• [REQUIRED TASK] Give the number of lines containing the word "title", and nothing else.

• [RECORDS SUPPLIED]

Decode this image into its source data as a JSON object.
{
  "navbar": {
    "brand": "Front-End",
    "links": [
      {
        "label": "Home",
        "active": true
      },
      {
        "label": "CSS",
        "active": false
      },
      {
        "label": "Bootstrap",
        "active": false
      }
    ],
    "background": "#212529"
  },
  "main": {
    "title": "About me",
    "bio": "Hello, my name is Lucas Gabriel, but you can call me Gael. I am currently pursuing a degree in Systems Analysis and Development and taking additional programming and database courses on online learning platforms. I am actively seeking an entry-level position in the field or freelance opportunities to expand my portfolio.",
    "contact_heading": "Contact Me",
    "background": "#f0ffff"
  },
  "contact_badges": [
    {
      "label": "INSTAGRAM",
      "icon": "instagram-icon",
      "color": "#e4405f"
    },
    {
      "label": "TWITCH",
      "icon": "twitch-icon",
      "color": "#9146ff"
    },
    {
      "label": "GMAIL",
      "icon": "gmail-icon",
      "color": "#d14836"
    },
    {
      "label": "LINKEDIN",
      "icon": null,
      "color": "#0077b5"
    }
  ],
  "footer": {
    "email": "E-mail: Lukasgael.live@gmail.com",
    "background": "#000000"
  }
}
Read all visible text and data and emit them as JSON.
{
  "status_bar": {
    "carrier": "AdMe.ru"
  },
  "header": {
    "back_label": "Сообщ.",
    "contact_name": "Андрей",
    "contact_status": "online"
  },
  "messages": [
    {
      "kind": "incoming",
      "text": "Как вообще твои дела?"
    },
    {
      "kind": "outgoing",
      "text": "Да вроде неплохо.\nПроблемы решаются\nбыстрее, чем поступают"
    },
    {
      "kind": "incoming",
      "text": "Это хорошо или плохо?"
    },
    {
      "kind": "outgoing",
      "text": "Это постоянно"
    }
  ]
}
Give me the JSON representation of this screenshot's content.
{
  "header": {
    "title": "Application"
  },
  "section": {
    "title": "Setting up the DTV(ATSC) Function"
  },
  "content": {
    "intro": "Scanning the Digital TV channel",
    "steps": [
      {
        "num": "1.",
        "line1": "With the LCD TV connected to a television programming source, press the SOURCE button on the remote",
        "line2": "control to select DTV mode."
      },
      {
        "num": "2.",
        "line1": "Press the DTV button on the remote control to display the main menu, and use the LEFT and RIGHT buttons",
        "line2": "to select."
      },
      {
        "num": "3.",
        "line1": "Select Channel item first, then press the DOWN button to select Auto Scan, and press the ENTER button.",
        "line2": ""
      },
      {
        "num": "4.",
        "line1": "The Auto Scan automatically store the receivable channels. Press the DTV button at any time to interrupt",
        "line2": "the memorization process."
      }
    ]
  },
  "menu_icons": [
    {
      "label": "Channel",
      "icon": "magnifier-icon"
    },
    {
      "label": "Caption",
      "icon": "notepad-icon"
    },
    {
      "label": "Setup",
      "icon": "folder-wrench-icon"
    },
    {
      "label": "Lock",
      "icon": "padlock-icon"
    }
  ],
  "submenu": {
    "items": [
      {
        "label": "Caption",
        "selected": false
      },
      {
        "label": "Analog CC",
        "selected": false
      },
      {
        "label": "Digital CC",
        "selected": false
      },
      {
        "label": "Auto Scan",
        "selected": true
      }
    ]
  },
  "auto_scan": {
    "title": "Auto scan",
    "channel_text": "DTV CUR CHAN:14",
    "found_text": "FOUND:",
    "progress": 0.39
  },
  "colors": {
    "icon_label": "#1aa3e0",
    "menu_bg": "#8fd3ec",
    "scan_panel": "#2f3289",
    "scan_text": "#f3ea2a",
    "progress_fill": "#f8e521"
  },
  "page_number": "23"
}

• [RESULT OF THIS EXERCISE] 4